### Work to complete:
Locate every line in the records below that holds the word "展示内容" and return each one.

### Stored records:
--- Start ---

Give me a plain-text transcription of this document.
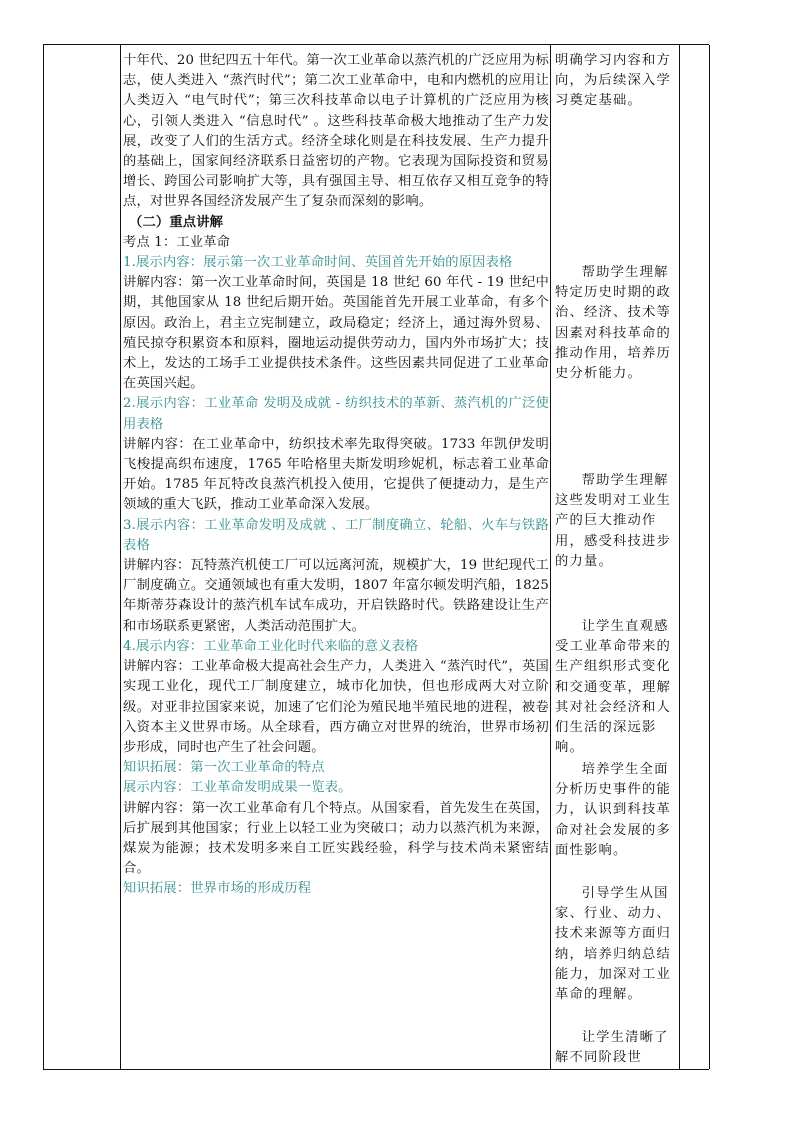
十年代、20 世纪四五十年代。第一次工业革命以蒸汽机的广泛应用为标志，使人类进入 “蒸汽时代”；第二次工业革命中，电和内燃机的应用让人类迈入 “电气时代”；第三次科技革命以电子计算机的广泛应用为核心，引领人类进入 “信息时代” 。这些科技革命极大地推动了生产力发展，改变了人们的生活方式。经济全球化则是在科技发展、生产力提升的基础上，国家间经济联系日益密切的产物。它表现为国际投资和贸易增长、跨国公司影响扩大等，具有强国主导、相互依存又相互竞争的特点，对世界各国经济发展产生了复杂而深刻的影响。

（二）重点讲解

考点 1：工业革命

1.展示内容：展示第一次工业革命时间、英国首先开始的原因表格

讲解内容：第一次工业革命时间，英国是 18 世纪 60 年代 - 19 世纪中期，其他国家从 18 世纪后期开始。英国能首先开展工业革命，有多个原因。政治上，君主立宪制建立，政局稳定；经济上，通过海外贸易、殖民掠夺积累资本和原料，圈地运动提供劳动力，国内外市场扩大；技术上，发达的工场手工业提供技术条件。这些因素共同促进了工业革命在英国兴起。

2.展示内容：工业革命 发明及成就 - 纺织技术的革新、蒸汽机的广泛使用表格

讲解内容：在工业革命中，纺织技术率先取得突破。1733 年凯伊发明飞梭提高织布速度，1765 年哈格里夫斯发明珍妮机，标志着工业革命开始。1785 年瓦特改良蒸汽机投入使用，它提供了便捷动力，是生产领域的重大飞跃，推动工业革命深入发展。

3.展示内容：工业革命发明及成就 、工厂制度确立、轮船、火车与铁路表格

讲解内容：瓦特蒸汽机使工厂可以远离河流，规模扩大，19 世纪现代工厂制度确立。交通领域也有重大发明，1807 年富尔顿发明汽船，1825 年斯蒂芬森设计的蒸汽机车试车成功，开启铁路时代。铁路建设让生产和市场联系更紧密，人类活动范围扩大。

4.展示内容：工业革命工业化时代来临的意义表格

讲解内容：工业革命极大提高社会生产力，人类进入 “蒸汽时代”，英国实现工业化，现代工厂制度建立，城市化加快，但也形成两大对立阶级。对亚非拉国家来说，加速了它们沦为殖民地半殖民地的进程，被卷入资本主义世界市场。从全球看，西方确立对世界的统治，世界市场初步形成，同时也产生了社会问题。

知识拓展：第一次工业革命的特点

展示内容：工业革命发明成果一览表。

讲解内容：第一次工业革命有几个特点。从国家看，首先发生在英国，后扩展到其他国家；行业上以轻工业为突破口；动力以蒸汽机为来源，煤炭为能源；技术发明多来自工匠实践经验，科学与技术尚未紧密结合。

知识拓展：世界市场的形成历程

明确学习内容和方向，为后续深入学习奠定基础。

帮助学生理解特定历史时期的政治、经济、技术等因素对科技革命的推动作用，培养历史分析能力。

帮助学生理解这些发明对工业生产的巨大推动作用，感受科技进步的力量。

让学生直观感受工业革命带来的生产组织形式变化和交通变革，理解其对社会经济和人们生活的深远影响。

培养学生全面分析历史事件的能力，认识到科技革命对社会发展的多面性影响。

引导学生从国家、行业、动力、技术来源等方面归纳，培养归纳总结能力，加深对工业革命的理解。

让学生清晰了解不同阶段世
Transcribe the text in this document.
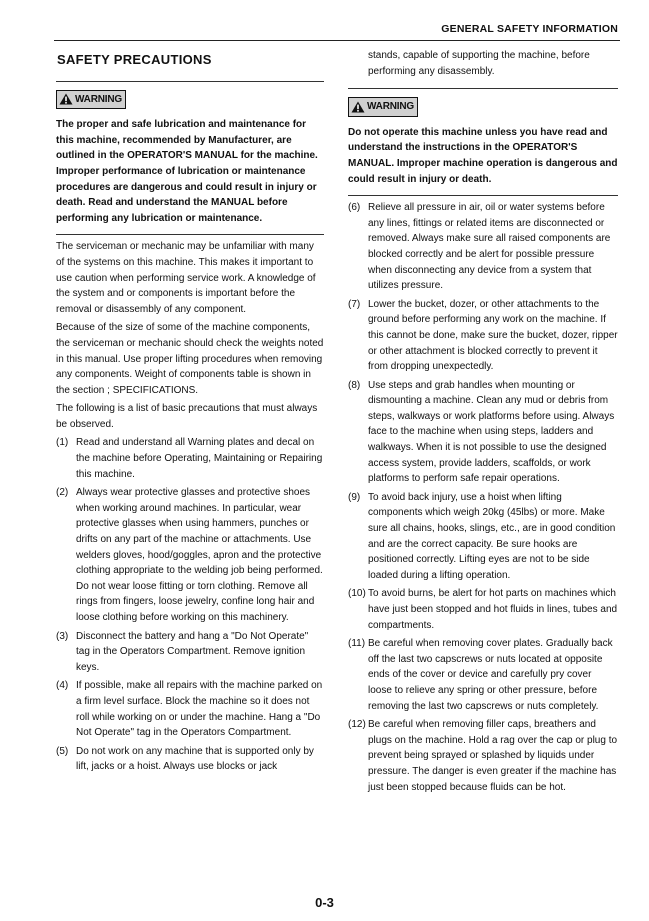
GENERAL SAFETY INFORMATION
SAFETY PRECAUTIONS
WARNING
The proper and safe lubrication and maintenance for this machine, recommended by Manufacturer, are outlined in the OPERATOR'S MANUAL for the machine.
Improper performance of lubrication or maintenance procedures are dangerous and could result in injury or death. Read and understand the MANUAL before performing any lubrication or maintenance.
The serviceman or mechanic may be unfamiliar with many of the systems on this machine. This makes it important to use caution when performing service work. A knowledge of the system and or components is important before the removal or disassembly of any component.
Because of the size of some of the machine components, the serviceman or mechanic should check the weights noted in this manual. Use proper lifting procedures when removing any components. Weight of components table is shown in the section ; SPECIFICATIONS.
The following is a list of basic precautions that must always be observed.
(1) Read and understand all Warning plates and decal on the machine before Operating, Maintaining or Repairing this machine.
(2) Always wear protective glasses and protective shoes when working around machines. In particular, wear protective glasses when using hammers, punches or drifts on any part of the machine or attachments. Use welders gloves, hood/goggles, apron and the protective clothing appropriate to the welding job being performed. Do not wear loose fitting or torn clothing. Remove all rings from fingers, loose jewelry, confine long hair and loose clothing before working on this machinery.
(3) Disconnect the battery and hang a "Do Not Operate" tag in the Operators Compartment. Remove ignition keys.
(4) If possible, make all repairs with the machine parked on a firm level surface. Block the machine so it does not roll while working on or under the machine. Hang a "Do Not Operate" tag in the Operators Compartment.
(5) Do not work on any machine that is supported only by lift, jacks or a hoist. Always use blocks or jack
stands, capable of supporting the machine, before performing any disassembly.
WARNING
Do not operate this machine unless you have read and understand the instructions in the OPERATOR'S MANUAL. Improper machine operation is dangerous and could result in injury or death.
(6) Relieve all pressure in air, oil or water systems before any lines, fittings or related items are disconnected or removed. Always make sure all raised components are blocked correctly and be alert for possible pressure when disconnecting any device from a system that utilizes pressure.
(7) Lower the bucket, dozer, or other attachments to the ground before performing any work on the machine. If this cannot be done, make sure the bucket, dozer, ripper or other attachment is blocked correctly to prevent it from dropping unexpectedly.
(8) Use steps and grab handles when mounting or dismounting a machine. Clean any mud or debris from steps, walkways or work platforms before using. Always face to the machine when using steps, ladders and walkways. When it is not possible to use the designed access system, provide ladders, scaffolds, or work platforms to perform safe repair operations.
(9) To avoid back injury, use a hoist when lifting components which weigh 20kg (45lbs) or more. Make sure all chains, hooks, slings, etc., are in good condition and are the correct capacity. Be sure hooks are positioned correctly. Lifting eyes are not to be side loaded during a lifting operation.
(10) To avoid burns, be alert for hot parts on machines which have just been stopped and hot fluids in lines, tubes and compartments.
(11) Be careful when removing cover plates. Gradually back off the last two capscrews or nuts located at opposite ends of the cover or device and carefully pry cover loose to relieve any spring or other pressure, before removing the last two capscrews or nuts completely.
(12) Be careful when removing filler caps, breathers and plugs on the machine. Hold a rag over the cap or plug to prevent being sprayed or splashed by liquids under pressure. The danger is even greater if the machine has just been stopped because fluids can be hot.
0-3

--- End ---

### Finished exercise:
1.展示内容：展示第一次工业革命时间、英国首先开始的原因表格
2.展示内容：工业革命 发明及成就 - 纺织技术的革新、蒸汽机的广泛使用表格
3.展示内容：工业革命发明及成就 、工厂制度确立、轮船、火车与铁路表格
4.展示内容：工业革命工业化时代来临的意义表格
展示内容：工业革命发明成果一览表。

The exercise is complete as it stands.